[Figure dataset records]
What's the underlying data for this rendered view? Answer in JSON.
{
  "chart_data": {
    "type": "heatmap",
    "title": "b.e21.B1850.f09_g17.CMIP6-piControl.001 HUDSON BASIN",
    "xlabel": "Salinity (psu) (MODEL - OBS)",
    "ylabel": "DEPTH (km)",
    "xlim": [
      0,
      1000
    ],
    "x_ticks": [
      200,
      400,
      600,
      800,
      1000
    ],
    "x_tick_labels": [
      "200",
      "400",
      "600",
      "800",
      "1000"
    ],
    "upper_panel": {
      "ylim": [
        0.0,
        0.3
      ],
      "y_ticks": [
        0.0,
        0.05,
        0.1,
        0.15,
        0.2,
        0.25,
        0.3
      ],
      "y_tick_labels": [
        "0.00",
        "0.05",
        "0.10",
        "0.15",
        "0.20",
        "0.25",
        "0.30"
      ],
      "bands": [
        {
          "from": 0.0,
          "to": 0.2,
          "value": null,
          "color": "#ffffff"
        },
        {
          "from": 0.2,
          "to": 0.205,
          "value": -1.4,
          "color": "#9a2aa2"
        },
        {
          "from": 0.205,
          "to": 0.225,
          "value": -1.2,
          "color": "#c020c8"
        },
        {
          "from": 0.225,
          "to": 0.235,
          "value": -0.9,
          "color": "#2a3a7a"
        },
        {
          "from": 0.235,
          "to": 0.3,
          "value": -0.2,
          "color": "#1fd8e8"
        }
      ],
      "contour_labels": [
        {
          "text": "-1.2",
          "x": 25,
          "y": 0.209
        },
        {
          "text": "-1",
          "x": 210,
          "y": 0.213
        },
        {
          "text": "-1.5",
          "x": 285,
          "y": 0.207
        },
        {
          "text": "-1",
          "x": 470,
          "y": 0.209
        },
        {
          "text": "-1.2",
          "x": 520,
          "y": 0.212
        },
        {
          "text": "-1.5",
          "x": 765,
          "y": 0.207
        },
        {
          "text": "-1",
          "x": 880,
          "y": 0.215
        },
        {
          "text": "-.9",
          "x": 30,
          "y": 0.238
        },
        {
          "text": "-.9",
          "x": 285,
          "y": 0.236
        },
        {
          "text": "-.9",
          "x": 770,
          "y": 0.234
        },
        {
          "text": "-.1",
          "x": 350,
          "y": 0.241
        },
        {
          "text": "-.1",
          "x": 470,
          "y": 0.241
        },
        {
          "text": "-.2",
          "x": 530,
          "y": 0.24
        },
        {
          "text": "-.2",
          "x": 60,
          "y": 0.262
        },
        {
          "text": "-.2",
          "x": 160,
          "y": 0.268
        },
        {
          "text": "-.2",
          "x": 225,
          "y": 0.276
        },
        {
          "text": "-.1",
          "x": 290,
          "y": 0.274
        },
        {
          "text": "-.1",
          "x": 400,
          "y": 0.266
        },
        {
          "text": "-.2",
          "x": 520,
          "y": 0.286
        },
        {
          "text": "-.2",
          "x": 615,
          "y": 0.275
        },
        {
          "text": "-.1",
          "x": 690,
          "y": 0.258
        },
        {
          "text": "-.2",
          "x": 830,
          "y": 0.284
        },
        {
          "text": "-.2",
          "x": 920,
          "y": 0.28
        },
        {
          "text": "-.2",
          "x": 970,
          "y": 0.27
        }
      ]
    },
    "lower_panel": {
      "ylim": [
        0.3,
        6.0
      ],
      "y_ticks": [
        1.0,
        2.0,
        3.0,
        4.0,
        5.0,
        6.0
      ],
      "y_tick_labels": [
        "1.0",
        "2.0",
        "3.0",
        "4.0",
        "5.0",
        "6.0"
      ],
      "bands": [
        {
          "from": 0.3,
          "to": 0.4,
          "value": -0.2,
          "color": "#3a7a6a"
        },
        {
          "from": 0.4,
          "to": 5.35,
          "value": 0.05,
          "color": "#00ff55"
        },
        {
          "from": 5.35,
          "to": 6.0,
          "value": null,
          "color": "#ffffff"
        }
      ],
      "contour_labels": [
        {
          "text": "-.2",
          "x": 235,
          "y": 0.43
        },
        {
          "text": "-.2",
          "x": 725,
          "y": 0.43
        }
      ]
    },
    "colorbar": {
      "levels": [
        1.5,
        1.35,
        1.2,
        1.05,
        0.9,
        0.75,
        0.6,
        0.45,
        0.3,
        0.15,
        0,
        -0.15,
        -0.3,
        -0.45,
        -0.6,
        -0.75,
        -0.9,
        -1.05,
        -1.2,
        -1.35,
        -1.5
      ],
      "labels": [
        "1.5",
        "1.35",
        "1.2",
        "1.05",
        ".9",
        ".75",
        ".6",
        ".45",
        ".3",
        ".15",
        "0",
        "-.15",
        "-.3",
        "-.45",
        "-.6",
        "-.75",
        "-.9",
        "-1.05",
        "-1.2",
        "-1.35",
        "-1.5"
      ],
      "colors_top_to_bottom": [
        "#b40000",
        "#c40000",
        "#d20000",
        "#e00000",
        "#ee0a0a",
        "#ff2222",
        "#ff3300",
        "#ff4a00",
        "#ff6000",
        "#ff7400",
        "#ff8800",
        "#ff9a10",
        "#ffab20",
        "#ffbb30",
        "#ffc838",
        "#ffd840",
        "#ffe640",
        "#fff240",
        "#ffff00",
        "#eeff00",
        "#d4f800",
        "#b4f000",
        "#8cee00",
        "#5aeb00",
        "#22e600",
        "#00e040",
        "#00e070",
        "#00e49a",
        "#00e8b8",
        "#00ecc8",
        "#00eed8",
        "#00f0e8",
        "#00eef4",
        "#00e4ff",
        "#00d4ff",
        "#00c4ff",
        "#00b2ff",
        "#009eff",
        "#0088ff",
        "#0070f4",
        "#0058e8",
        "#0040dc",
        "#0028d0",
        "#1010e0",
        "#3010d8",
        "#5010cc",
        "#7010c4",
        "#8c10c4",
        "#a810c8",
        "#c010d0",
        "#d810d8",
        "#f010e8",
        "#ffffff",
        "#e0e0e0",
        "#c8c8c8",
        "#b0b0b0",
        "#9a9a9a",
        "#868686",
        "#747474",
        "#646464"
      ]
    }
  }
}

Objective
Output the records verbatim, from the first line to the last.

Result
What's the underlying data for this rendered view? Answer in JSON.
{
  "chart_data": {
    "type": "heatmap",
    "title": "b.e21.B1850.f09_g17.CMIP6-piControl.001 HUDSON BASIN",
    "xlabel": "Salinity (psu) (MODEL - OBS)",
    "ylabel": "DEPTH (km)",
    "xlim": [
      0,
      1000
    ],
    "x_ticks": [
      200,
      400,
      600,
      800,
      1000
    ],
    "x_tick_labels": [
      "200",
      "400",
      "600",
      "800",
      "1000"
    ],
    "upper_panel": {
      "ylim": [
        0.0,
        0.3
      ],
      "y_ticks": [
        0.0,
        0.05,
        0.1,
        0.15,
        0.2,
        0.25,
        0.3
      ],
      "y_tick_labels": [
        "0.00",
        "0.05",
        "0.10",
        "0.15",
        "0.20",
        "0.25",
        "0.30"
      ],
      "bands": [
        {
          "from": 0.0,
          "to": 0.2,
          "value": null,
          "color": "#ffffff"
        },
        {
          "from": 0.2,
          "to": 0.205,
          "value": -1.4,
          "color": "#9a2aa2"
        },
        {
          "from": 0.205,
          "to": 0.225,
          "value": -1.2,
          "color": "#c020c8"
        },
        {
          "from": 0.225,
          "to": 0.235,
          "value": -0.9,
          "color": "#2a3a7a"
        },
        {
          "from": 0.235,
          "to": 0.3,
          "value": -0.2,
          "color": "#1fd8e8"
        }
      ],
      "contour_labels": [
        {
          "text": "-1.2",
          "x": 25,
          "y": 0.209
        },
        {
          "text": "-1",
          "x": 210,
          "y": 0.213
        },
        {
          "text": "-1.5",
          "x": 285,
          "y": 0.207
        },
        {
          "text": "-1",
          "x": 470,
          "y": 0.209
        },
        {
          "text": "-1.2",
          "x": 520,
          "y": 0.212
        },
        {
          "text": "-1.5",
          "x": 765,
          "y": 0.207
        },
        {
          "text": "-1",
          "x": 880,
          "y": 0.215
        },
        {
          "text": "-.9",
          "x": 30,
          "y": 0.238
        },
        {
          "text": "-.9",
          "x": 285,
          "y": 0.236
        },
        {
          "text": "-.9",
          "x": 770,
          "y": 0.234
        },
        {
          "text": "-.1",
          "x": 350,
          "y": 0.241
        },
        {
          "text": "-.1",
          "x": 470,
          "y": 0.241
        },
        {
          "text": "-.2",
          "x": 530,
          "y": 0.24
        },
        {
          "text": "-.2",
          "x": 60,
          "y": 0.262
        },
        {
          "text": "-.2",
          "x": 160,
          "y": 0.268
        },
        {
          "text": "-.2",
          "x": 225,
          "y": 0.276
        },
        {
          "text": "-.1",
          "x": 290,
          "y": 0.274
        },
        {
          "text": "-.1",
          "x": 400,
          "y": 0.266
        },
        {
          "text": "-.2",
          "x": 520,
          "y": 0.286
        },
        {
          "text": "-.2",
          "x": 615,
          "y": 0.275
        },
        {
          "text": "-.1",
          "x": 690,
          "y": 0.258
        },
        {
          "text": "-.2",
          "x": 830,
          "y": 0.284
        },
        {
          "text": "-.2",
          "x": 920,
          "y": 0.28
        },
        {
          "text": "-.2",
          "x": 970,
          "y": 0.27
        }
      ]
    },
    "lower_panel": {
      "ylim": [
        0.3,
        6.0
      ],
      "y_ticks": [
        1.0,
        2.0,
        3.0,
        4.0,
        5.0,
        6.0
      ],
      "y_tick_labels": [
        "1.0",
        "2.0",
        "3.0",
        "4.0",
        "5.0",
        "6.0"
      ],
      "bands": [
        {
          "from": 0.3,
          "to": 0.4,
          "value": -0.2,
          "color": "#3a7a6a"
        },
        {
          "from": 0.4,
          "to": 5.35,
          "value": 0.05,
          "color": "#00ff55"
        },
        {
          "from": 5.35,
          "to": 6.0,
          "value": null,
          "color": "#ffffff"
        }
      ],
      "contour_labels": [
        {
          "text": "-.2",
          "x": 235,
          "y": 0.43
        },
        {
          "text": "-.2",
          "x": 725,
          "y": 0.43
        }
      ]
    },
    "colorbar": {
      "levels": [
        1.5,
        1.35,
        1.2,
        1.05,
        0.9,
        0.75,
        0.6,
        0.45,
        0.3,
        0.15,
        0,
        -0.15,
        -0.3,
        -0.45,
        -0.6,
        -0.75,
        -0.9,
        -1.05,
        -1.2,
        -1.35,
        -1.5
      ],
      "labels": [
        "1.5",
        "1.35",
        "1.2",
        "1.05",
        ".9",
        ".75",
        ".6",
        ".45",
        ".3",
        ".15",
        "0",
        "-.15",
        "-.3",
        "-.45",
        "-.6",
        "-.75",
        "-.9",
        "-1.05",
        "-1.2",
        "-1.35",
        "-1.5"
      ],
      "colors_top_to_bottom": [
        "#b40000",
        "#c40000",
        "#d20000",
        "#e00000",
        "#ee0a0a",
        "#ff2222",
        "#ff3300",
        "#ff4a00",
        "#ff6000",
        "#ff7400",
        "#ff8800",
        "#ff9a10",
        "#ffab20",
        "#ffbb30",
        "#ffc838",
        "#ffd840",
        "#ffe640",
        "#fff240",
        "#ffff00",
        "#eeff00",
        "#d4f800",
        "#b4f000",
        "#8cee00",
        "#5aeb00",
        "#22e600",
        "#00e040",
        "#00e070",
        "#00e49a",
        "#00e8b8",
        "#00ecc8",
        "#00eed8",
        "#00f0e8",
        "#00eef4",
        "#00e4ff",
        "#00d4ff",
        "#00c4ff",
        "#00b2ff",
        "#009eff",
        "#0088ff",
        "#0070f4",
        "#0058e8",
        "#0040dc",
        "#0028d0",
        "#1010e0",
        "#3010d8",
        "#5010cc",
        "#7010c4",
        "#8c10c4",
        "#a810c8",
        "#c010d0",
        "#d810d8",
        "#f010e8",
        "#ffffff",
        "#e0e0e0",
        "#c8c8c8",
        "#b0b0b0",
        "#9a9a9a",
        "#868686",
        "#747474",
        "#646464"
      ]
    }
  }
}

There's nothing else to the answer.